* Data rows *
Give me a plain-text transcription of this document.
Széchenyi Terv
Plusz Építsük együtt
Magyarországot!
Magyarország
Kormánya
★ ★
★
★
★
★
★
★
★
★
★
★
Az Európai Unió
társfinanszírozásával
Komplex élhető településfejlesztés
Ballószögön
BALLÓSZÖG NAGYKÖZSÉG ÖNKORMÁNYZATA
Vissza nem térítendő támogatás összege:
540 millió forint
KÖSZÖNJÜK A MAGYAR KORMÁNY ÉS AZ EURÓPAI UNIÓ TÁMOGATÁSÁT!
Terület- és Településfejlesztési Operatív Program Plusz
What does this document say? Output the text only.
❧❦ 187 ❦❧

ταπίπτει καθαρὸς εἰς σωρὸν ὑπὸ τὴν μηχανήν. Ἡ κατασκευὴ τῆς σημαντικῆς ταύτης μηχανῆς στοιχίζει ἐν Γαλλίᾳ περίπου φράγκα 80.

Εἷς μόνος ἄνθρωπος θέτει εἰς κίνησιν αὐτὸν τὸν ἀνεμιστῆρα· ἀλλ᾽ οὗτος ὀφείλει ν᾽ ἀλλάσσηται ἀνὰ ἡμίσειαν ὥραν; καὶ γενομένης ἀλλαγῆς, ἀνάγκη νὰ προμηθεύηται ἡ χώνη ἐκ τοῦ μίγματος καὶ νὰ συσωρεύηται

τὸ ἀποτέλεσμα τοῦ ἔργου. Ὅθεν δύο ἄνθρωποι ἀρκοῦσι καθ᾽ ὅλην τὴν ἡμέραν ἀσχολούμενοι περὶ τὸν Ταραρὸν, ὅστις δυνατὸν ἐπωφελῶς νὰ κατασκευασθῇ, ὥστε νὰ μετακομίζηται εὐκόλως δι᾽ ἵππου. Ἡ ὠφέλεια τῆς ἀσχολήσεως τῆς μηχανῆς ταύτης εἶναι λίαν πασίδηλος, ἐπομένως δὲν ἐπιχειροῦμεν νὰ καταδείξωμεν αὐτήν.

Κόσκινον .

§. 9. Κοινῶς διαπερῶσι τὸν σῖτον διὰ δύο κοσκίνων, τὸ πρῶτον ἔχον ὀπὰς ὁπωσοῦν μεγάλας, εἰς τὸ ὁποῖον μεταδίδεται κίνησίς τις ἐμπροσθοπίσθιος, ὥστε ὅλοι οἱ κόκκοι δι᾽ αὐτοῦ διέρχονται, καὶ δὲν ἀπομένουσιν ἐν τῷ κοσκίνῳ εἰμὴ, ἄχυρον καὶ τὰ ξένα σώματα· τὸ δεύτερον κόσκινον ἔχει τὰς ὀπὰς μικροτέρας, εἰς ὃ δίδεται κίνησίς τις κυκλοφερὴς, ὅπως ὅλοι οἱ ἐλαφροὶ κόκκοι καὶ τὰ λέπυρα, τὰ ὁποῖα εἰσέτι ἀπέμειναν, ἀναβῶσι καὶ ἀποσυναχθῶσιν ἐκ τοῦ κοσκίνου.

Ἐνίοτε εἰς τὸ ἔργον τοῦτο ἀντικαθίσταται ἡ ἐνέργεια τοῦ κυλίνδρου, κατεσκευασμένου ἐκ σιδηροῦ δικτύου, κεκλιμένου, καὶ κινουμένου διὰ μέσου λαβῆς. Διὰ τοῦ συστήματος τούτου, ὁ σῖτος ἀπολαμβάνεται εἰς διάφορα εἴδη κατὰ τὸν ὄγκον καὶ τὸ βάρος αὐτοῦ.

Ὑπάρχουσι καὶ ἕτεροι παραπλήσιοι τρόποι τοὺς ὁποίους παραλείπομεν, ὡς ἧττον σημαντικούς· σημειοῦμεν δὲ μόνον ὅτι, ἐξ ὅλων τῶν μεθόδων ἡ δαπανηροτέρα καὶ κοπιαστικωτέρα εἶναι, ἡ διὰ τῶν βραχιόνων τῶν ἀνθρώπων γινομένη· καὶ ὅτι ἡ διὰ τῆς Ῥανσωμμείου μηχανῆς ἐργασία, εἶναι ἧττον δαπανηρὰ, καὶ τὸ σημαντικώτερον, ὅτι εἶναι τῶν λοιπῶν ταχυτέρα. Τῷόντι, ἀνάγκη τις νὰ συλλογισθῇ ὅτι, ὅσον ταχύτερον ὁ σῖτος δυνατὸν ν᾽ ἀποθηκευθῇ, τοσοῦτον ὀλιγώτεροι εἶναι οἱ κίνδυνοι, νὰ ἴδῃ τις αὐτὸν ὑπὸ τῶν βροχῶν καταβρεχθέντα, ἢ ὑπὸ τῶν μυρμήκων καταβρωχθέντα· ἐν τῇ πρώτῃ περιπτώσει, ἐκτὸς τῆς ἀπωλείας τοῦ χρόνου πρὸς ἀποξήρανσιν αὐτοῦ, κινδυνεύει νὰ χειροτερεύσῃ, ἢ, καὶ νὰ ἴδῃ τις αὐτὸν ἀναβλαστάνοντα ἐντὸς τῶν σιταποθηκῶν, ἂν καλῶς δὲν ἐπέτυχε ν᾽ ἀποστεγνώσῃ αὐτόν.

* Exercise brief *
Among these entries, how many lines include the string "this"? Reply with the number by itself.

* Complete response *
2